— start EXCERPTED DATA —
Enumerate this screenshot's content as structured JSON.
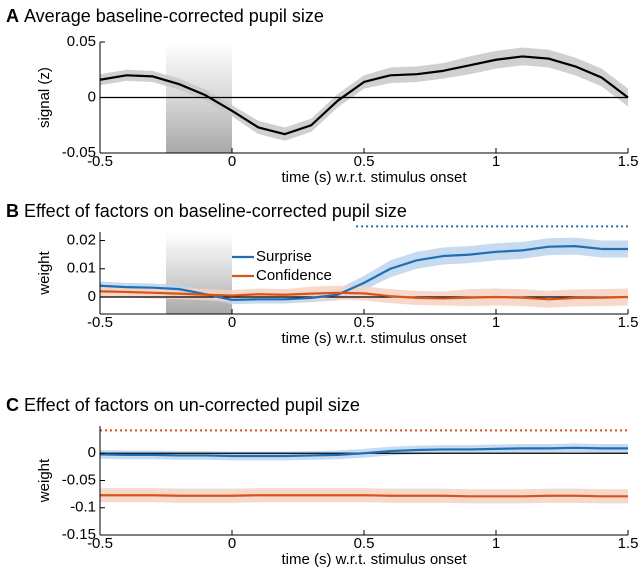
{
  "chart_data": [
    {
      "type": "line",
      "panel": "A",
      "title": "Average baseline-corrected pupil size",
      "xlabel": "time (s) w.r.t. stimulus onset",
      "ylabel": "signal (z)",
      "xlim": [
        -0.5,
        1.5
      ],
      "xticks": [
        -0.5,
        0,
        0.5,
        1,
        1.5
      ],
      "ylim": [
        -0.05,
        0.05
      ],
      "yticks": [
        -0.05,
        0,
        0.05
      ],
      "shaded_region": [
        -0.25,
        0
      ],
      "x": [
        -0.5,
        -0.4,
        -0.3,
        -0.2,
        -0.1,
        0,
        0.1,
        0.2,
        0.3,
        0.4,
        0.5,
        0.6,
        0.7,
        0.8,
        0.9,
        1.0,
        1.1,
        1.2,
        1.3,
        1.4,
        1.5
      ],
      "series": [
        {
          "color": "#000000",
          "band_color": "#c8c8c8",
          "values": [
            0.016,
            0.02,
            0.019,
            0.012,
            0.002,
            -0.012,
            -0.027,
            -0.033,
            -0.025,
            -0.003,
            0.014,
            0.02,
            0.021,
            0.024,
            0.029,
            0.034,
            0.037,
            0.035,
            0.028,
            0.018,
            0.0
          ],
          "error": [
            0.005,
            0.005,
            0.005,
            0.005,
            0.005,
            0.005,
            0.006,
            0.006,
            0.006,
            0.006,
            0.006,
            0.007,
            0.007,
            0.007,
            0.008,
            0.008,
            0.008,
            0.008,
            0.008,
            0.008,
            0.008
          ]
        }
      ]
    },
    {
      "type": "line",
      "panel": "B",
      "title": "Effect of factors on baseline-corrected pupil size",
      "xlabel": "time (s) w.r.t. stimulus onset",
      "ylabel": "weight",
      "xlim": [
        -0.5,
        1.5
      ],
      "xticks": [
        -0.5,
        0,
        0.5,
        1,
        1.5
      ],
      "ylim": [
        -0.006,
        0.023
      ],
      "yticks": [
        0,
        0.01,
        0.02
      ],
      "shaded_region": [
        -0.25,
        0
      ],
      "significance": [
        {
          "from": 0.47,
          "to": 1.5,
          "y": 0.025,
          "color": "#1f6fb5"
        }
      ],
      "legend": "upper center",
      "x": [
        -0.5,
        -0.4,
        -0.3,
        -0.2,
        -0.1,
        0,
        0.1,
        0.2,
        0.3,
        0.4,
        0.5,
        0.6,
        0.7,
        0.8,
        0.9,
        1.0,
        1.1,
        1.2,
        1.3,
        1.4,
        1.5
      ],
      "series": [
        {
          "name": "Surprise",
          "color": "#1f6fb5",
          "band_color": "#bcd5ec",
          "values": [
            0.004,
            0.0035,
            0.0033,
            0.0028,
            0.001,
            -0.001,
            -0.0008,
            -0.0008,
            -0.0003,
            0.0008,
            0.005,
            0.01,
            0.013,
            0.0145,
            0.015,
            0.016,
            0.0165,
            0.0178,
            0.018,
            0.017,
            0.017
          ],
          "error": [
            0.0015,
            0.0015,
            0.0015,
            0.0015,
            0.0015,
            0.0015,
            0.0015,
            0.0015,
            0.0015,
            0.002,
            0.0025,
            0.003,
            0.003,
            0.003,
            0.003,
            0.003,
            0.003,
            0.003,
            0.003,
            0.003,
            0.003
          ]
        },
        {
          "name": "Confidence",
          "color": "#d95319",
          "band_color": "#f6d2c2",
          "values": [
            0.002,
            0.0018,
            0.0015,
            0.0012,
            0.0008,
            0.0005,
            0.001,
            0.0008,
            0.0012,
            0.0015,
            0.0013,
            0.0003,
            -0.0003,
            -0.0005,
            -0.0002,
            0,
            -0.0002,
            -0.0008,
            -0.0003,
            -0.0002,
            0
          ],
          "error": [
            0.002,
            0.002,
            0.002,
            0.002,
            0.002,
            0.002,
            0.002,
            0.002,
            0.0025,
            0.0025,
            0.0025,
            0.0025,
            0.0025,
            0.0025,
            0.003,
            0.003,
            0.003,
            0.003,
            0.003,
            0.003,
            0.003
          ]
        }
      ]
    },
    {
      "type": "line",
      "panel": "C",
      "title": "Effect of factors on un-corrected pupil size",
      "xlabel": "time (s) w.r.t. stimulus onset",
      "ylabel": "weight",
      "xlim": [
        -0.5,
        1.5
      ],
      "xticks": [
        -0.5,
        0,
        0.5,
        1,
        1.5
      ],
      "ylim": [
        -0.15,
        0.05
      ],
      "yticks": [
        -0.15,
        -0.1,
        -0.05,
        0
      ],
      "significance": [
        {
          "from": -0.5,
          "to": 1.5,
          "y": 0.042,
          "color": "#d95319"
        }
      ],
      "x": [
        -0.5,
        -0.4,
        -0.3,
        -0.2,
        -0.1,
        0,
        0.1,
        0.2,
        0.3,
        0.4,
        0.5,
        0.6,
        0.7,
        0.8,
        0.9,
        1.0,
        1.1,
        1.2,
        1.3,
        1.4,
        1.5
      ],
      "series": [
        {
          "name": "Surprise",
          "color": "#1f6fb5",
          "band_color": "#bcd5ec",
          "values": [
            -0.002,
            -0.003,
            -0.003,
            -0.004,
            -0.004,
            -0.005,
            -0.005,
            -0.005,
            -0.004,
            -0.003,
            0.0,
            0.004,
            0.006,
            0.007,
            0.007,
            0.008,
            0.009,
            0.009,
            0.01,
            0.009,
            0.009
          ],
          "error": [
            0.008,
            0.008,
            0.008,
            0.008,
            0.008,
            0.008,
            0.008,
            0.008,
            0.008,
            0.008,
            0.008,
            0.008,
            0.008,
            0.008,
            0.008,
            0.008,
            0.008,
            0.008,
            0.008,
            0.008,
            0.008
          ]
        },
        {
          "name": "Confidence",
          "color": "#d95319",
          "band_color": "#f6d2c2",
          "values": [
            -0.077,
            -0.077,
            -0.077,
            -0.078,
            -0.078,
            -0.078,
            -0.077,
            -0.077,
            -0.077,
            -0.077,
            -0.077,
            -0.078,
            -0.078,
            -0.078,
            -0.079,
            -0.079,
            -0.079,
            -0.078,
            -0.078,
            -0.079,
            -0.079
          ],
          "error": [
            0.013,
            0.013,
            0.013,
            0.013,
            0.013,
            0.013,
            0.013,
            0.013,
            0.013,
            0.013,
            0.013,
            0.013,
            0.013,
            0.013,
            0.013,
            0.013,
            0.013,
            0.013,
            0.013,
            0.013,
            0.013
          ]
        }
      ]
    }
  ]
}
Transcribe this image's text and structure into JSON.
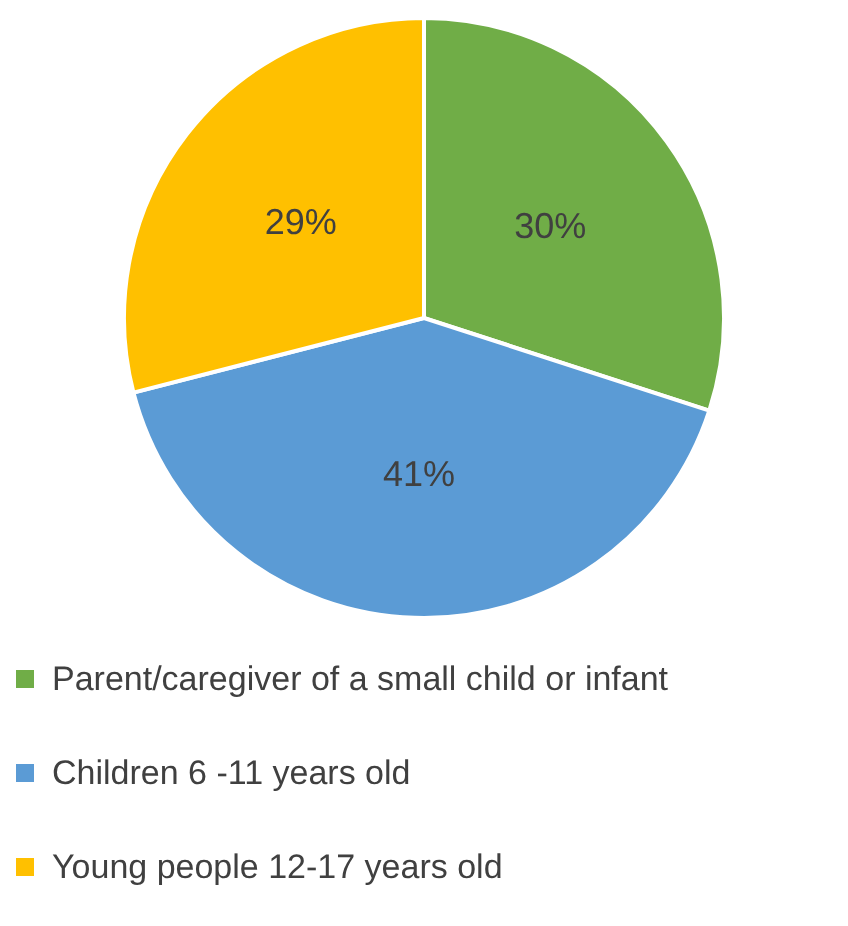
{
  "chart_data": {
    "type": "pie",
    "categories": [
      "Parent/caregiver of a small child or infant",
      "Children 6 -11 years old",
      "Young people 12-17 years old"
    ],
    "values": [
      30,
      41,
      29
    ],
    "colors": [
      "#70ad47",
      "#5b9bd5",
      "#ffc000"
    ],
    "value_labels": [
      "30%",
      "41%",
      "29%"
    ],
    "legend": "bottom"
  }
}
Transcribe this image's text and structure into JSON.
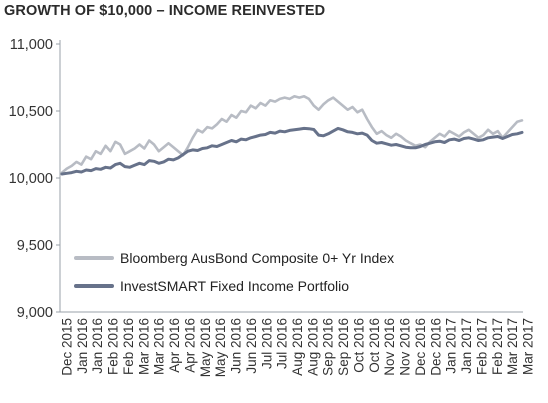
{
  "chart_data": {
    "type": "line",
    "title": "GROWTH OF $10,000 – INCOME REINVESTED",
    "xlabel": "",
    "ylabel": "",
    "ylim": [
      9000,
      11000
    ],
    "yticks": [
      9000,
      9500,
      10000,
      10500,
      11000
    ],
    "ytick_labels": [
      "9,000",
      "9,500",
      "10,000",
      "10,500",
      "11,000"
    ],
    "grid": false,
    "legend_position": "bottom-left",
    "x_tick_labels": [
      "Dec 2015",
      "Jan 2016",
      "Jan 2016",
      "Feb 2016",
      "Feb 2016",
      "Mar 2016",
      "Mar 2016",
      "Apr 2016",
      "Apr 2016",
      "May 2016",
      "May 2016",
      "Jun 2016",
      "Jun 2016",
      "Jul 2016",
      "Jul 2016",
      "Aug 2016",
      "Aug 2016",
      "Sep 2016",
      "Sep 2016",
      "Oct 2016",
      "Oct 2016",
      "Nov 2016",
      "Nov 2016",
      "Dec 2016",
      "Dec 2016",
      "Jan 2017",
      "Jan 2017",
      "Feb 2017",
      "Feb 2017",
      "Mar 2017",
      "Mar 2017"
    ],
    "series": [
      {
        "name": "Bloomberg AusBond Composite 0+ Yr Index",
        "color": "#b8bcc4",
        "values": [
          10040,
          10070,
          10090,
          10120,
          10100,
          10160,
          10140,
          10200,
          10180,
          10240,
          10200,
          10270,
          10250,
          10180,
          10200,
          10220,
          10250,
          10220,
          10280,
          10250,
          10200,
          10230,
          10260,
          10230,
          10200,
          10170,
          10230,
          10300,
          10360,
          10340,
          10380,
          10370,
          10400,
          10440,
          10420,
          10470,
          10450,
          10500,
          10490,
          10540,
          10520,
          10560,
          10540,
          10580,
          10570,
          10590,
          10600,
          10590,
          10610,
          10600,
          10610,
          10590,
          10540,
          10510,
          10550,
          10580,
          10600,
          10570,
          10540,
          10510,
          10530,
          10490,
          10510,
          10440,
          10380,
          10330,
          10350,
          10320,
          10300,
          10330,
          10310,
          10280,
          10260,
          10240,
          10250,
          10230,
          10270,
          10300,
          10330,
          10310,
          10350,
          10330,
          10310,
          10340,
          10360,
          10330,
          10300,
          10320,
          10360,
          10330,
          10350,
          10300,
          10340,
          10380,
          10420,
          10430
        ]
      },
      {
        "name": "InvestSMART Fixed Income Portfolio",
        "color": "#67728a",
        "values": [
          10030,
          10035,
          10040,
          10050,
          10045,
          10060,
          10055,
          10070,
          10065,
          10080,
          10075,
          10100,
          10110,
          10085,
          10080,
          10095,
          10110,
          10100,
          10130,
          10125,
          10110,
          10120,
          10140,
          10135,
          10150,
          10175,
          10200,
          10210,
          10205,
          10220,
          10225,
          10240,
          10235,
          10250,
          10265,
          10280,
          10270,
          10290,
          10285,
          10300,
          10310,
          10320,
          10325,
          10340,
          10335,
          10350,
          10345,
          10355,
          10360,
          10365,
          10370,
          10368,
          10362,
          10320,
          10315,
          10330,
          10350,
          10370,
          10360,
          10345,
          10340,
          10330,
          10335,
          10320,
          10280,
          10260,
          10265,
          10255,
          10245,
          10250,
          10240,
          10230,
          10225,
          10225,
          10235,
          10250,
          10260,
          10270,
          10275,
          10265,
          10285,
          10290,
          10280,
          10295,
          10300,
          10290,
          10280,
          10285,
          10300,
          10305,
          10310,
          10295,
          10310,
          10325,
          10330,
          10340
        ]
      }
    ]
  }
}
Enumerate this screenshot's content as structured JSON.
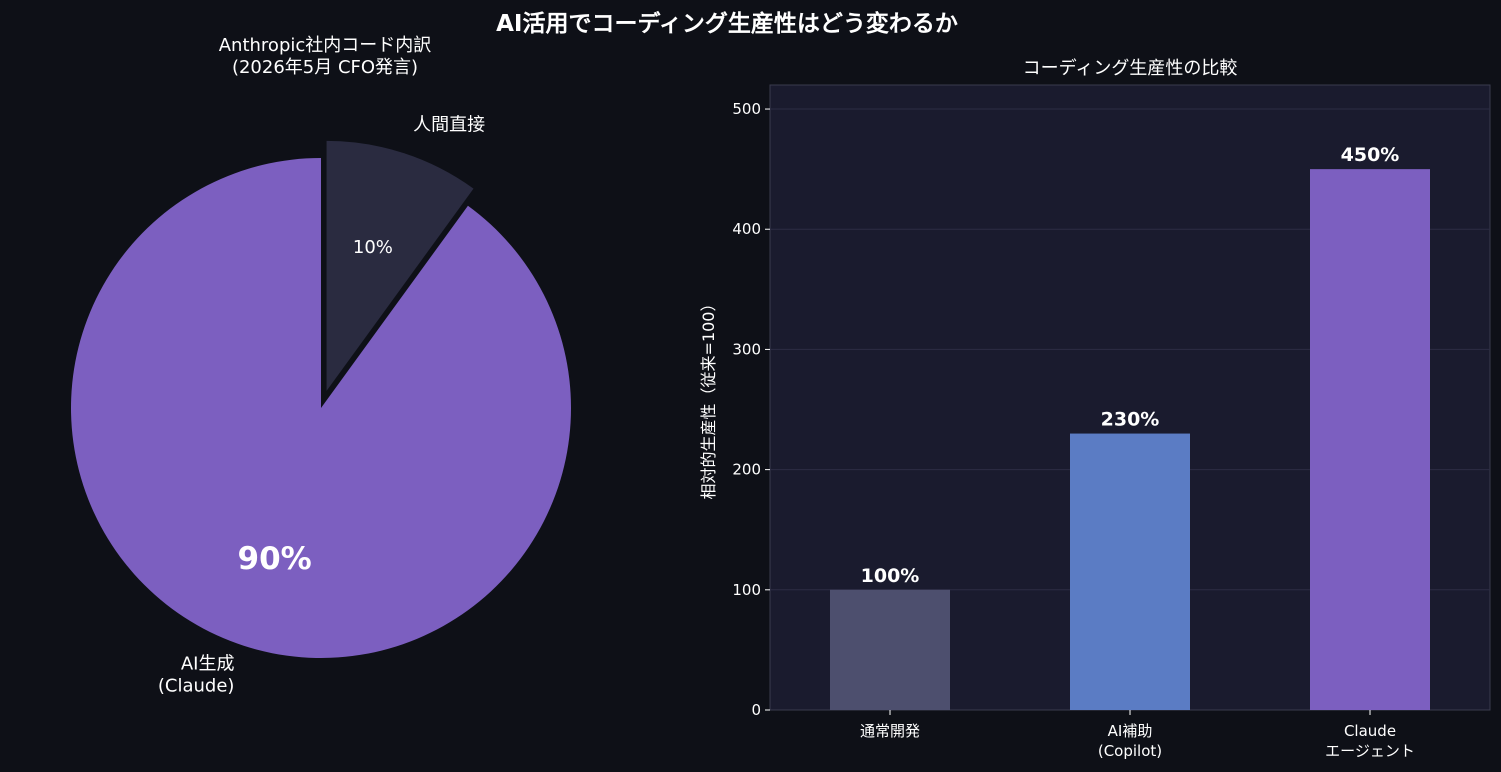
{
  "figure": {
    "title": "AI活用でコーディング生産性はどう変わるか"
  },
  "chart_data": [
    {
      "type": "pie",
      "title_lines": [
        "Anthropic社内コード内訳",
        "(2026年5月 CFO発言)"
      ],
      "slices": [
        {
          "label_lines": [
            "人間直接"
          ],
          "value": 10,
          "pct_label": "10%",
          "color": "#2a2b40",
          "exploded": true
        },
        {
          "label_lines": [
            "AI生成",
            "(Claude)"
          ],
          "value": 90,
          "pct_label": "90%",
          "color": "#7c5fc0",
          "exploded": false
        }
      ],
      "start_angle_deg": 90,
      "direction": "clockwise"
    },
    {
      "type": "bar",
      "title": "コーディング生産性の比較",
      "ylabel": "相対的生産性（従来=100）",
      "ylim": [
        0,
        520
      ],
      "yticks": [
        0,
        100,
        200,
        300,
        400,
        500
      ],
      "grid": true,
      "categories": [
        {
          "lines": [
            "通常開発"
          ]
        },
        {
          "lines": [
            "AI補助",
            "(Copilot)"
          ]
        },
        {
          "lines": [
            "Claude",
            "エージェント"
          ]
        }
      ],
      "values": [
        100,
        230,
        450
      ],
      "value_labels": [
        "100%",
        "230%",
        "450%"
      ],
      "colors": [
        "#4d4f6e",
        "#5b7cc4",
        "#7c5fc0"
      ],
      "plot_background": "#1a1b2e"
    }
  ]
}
— end EXCERPTED DATA —
◆ **THE PROBLEM**
Show the lines of the data that hold the word "pupil".

◆ **IN RESPONSE**
      "title": "Average baseline-corrected pupil size",
      "title": "Effect of factors on baseline-corrected pupil size",
      "title": "Effect of factors on un-corrected pupil size",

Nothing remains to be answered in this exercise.